## Raw data
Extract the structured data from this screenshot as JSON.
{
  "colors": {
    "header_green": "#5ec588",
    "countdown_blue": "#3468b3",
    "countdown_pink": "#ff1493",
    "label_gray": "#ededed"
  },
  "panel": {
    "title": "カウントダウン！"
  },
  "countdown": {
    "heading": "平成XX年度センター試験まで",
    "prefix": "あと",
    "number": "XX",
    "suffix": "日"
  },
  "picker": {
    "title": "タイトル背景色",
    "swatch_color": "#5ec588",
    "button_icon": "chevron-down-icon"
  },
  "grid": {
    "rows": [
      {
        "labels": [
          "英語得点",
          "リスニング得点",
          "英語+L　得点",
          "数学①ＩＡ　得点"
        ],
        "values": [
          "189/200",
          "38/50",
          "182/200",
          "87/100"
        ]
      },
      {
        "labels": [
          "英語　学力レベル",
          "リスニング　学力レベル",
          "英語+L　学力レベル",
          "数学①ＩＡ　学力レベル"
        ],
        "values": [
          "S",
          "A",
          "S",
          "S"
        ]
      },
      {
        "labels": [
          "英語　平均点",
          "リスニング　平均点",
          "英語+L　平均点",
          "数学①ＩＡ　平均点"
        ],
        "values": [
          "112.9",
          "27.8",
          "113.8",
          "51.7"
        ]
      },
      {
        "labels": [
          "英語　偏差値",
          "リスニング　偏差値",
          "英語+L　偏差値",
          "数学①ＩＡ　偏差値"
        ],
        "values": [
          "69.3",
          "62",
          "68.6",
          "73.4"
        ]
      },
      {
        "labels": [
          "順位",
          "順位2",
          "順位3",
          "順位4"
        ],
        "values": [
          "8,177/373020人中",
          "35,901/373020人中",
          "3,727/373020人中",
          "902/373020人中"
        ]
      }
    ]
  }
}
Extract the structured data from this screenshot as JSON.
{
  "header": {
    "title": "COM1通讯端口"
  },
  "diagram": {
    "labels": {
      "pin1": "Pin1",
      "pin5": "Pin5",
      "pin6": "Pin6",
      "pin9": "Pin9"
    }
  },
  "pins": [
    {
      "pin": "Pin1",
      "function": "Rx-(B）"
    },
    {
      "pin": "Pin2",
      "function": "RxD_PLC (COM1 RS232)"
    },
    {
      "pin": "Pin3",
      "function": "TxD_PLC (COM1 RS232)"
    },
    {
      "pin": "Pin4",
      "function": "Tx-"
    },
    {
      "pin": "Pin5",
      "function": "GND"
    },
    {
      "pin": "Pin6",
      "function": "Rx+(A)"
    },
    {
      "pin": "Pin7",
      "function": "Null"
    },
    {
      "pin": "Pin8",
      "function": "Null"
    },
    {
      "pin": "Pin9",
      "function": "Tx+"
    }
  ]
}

## Written request
Copy each line of the records containing the string "function".

## Answer to this task
      "function": "Rx-(B）"
      "function": "RxD_PLC (COM1 RS232)"
      "function": "TxD_PLC (COM1 RS232)"
      "function": "Tx-"
      "function": "GND"
      "function": "Rx+(A)"
      "function": "Null"
      "function": "Null"
      "function": "Tx+"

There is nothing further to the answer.